▸ **TASK DESCRIPTION**:
Could you transcribe the material below exactly, without leaving out a single line?

▸ **INFORMATION**:
======

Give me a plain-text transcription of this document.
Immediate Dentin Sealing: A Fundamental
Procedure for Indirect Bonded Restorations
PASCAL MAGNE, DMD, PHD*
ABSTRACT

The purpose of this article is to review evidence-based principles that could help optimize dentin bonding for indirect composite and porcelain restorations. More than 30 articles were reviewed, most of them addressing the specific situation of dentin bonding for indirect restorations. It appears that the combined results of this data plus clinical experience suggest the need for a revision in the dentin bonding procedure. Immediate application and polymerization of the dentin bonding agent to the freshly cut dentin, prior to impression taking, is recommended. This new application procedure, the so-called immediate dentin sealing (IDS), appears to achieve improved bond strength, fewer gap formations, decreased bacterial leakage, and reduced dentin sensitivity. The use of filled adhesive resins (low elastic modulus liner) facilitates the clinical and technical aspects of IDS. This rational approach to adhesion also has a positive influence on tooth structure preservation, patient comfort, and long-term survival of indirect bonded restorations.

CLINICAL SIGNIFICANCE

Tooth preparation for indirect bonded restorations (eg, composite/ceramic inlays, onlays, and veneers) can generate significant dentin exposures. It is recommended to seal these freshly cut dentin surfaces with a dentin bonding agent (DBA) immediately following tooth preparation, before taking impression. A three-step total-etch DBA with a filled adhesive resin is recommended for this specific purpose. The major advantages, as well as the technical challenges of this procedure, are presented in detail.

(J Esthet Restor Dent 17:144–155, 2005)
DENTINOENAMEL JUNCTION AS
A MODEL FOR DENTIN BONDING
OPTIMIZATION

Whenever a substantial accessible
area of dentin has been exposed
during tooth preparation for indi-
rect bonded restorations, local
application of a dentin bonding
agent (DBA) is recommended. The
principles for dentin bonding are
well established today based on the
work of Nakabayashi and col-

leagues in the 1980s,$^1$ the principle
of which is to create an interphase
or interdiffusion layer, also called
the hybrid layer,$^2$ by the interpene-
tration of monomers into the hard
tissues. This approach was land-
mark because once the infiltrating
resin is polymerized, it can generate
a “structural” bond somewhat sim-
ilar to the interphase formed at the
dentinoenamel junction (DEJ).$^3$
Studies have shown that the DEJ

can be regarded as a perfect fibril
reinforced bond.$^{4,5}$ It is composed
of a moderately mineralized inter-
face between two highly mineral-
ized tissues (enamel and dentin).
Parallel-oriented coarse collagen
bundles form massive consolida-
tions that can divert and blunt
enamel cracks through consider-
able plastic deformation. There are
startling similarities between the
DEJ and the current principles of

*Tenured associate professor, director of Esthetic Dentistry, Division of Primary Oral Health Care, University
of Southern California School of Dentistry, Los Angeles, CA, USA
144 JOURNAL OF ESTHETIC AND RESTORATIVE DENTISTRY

======

▸ **RESPONSE BOX**:
Give me a plain-text transcription of this document.
Immediate Dentin Sealing: A Fundamental
Procedure for Indirect Bonded Restorations
PASCAL MAGNE, DMD, PHD*
ABSTRACT

The purpose of this article is to review evidence-based principles that could help optimize dentin bonding for indirect composite and porcelain restorations. More than 30 articles were reviewed, most of them addressing the specific situation of dentin bonding for indirect restorations. It appears that the combined results of this data plus clinical experience suggest the need for a revision in the dentin bonding procedure. Immediate application and polymerization of the dentin bonding agent to the freshly cut dentin, prior to impression taking, is recommended. This new application procedure, the so-called immediate dentin sealing (IDS), appears to achieve improved bond strength, fewer gap formations, decreased bacterial leakage, and reduced dentin sensitivity. The use of filled adhesive resins (low elastic modulus liner) facilitates the clinical and technical aspects of IDS. This rational approach to adhesion also has a positive influence on tooth structure preservation, patient comfort, and long-term survival of indirect bonded restorations.

CLINICAL SIGNIFICANCE

Tooth preparation for indirect bonded restorations (eg, composite/ceramic inlays, onlays, and veneers) can generate significant dentin exposures. It is recommended to seal these freshly cut dentin surfaces with a dentin bonding agent (DBA) immediately following tooth preparation, before taking impression. A three-step total-etch DBA with a filled adhesive resin is recommended for this specific purpose. The major advantages, as well as the technical challenges of this procedure, are presented in detail.

(J Esthet Restor Dent 17:144–155, 2005)
DENTINOENAMEL JUNCTION AS
A MODEL FOR DENTIN BONDING
OPTIMIZATION

Whenever a substantial accessible
area of dentin has been exposed
during tooth preparation for indi-
rect bonded restorations, local
application of a dentin bonding
agent (DBA) is recommended. The
principles for dentin bonding are
well established today based on the
work of Nakabayashi and col-

leagues in the 1980s,$^1$ the principle
of which is to create an interphase
or interdiffusion layer, also called
the hybrid layer,$^2$ by the interpene-
tration of monomers into the hard
tissues. This approach was land-
mark because once the infiltrating
resin is polymerized, it can generate
a “structural” bond somewhat sim-
ilar to the interphase formed at the
dentinoenamel junction (DEJ).$^3$
Studies have shown that the DEJ

can be regarded as a perfect fibril
reinforced bond.$^{4,5}$ It is composed
of a moderately mineralized inter-
face between two highly mineral-
ized tissues (enamel and dentin).
Parallel-oriented coarse collagen
bundles form massive consolida-
tions that can divert and blunt
enamel cracks through consider-
able plastic deformation. There are
startling similarities between the
DEJ and the current principles of

*Tenured associate professor, director of Esthetic Dentistry, Division of Primary Oral Health Care, University
of Southern California School of Dentistry, Los Angeles, CA, USA
144 JOURNAL OF ESTHETIC AND RESTORATIVE DENTISTRY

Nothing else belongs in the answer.